Data supplied =>
---------------

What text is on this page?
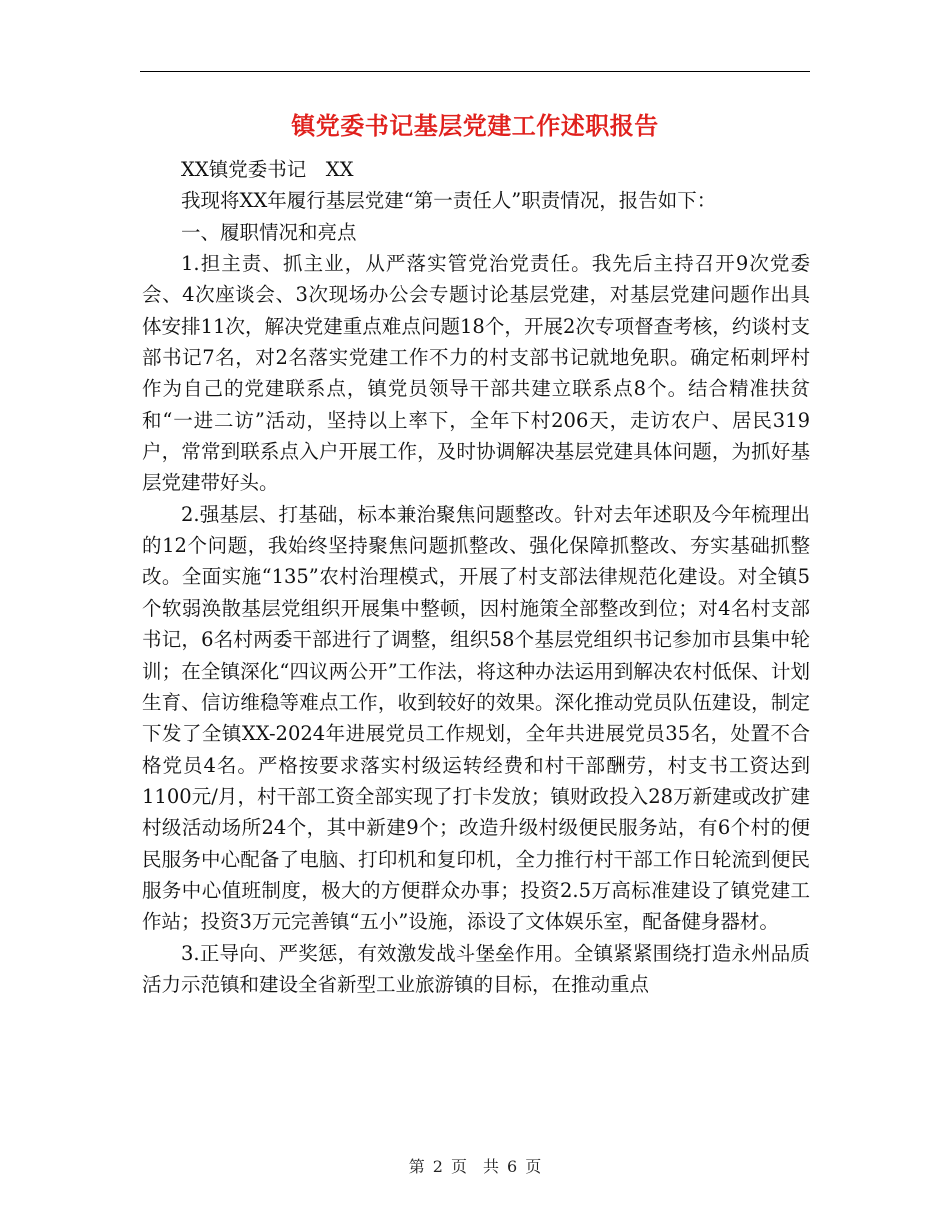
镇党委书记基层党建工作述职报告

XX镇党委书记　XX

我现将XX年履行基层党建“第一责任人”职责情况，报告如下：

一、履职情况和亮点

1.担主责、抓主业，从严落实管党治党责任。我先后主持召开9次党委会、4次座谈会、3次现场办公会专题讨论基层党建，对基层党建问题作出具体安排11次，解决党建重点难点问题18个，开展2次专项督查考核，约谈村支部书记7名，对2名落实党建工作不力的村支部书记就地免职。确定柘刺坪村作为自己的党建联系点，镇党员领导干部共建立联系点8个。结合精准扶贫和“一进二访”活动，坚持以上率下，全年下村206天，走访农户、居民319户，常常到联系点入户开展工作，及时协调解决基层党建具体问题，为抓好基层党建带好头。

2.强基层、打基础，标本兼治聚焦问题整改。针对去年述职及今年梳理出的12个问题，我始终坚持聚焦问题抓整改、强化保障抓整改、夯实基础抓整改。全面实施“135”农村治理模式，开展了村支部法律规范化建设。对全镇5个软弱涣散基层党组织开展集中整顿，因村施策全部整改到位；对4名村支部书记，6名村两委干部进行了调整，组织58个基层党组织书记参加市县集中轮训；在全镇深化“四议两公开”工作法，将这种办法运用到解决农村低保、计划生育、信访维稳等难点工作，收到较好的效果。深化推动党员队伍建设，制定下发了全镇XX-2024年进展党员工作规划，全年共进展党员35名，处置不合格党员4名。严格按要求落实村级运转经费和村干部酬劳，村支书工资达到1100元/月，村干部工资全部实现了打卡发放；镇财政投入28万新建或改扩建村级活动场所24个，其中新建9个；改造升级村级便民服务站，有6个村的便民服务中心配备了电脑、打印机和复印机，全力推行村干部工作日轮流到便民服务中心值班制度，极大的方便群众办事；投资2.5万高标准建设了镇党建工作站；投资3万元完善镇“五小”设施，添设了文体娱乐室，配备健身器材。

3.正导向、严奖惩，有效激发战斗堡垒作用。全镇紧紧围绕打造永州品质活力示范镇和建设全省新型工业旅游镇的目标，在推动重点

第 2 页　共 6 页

---------------

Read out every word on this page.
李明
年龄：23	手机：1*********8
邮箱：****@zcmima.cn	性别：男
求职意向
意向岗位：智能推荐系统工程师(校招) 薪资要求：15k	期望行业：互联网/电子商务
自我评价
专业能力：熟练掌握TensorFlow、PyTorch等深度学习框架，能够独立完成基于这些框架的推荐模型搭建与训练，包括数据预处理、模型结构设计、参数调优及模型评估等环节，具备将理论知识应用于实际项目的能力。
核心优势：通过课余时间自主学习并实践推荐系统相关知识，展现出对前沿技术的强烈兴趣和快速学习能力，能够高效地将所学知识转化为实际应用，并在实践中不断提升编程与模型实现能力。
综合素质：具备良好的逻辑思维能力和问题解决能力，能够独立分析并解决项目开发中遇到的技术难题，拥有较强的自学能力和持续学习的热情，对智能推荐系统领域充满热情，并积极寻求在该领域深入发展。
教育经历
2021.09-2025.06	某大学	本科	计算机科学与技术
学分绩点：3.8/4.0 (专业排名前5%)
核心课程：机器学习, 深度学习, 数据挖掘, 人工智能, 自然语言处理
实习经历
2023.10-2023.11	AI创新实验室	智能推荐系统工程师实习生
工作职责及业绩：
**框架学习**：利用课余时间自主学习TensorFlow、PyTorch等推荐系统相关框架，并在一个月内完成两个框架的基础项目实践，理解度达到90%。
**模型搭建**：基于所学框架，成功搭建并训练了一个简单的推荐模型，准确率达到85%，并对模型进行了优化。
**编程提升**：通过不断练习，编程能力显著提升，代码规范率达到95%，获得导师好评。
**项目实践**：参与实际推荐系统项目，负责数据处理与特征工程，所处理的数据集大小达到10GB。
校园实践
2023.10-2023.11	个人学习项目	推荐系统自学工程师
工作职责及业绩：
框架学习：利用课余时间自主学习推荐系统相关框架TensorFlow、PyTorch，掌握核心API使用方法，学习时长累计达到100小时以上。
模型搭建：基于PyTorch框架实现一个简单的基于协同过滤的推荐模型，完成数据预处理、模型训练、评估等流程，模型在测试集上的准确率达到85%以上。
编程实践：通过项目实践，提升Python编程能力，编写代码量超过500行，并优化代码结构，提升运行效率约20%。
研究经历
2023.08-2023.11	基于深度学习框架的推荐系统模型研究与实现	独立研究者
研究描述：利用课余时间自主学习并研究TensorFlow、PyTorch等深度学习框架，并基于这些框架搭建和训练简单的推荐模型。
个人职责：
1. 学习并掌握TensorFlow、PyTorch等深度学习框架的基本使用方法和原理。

---------------

What the task requires => Pull every line containing the word "框架学习" out of the material and copy it.

Full response =>
**框架学习**：利用课余时间自主学习TensorFlow、PyTorch等推荐系统相关框架，并在一个月内完成两个框架的基础项目实践，理解度达到90%。
框架学习：利用课余时间自主学习推荐系统相关框架TensorFlow、PyTorch，掌握核心API使用方法，学习时长累计达到100小时以上。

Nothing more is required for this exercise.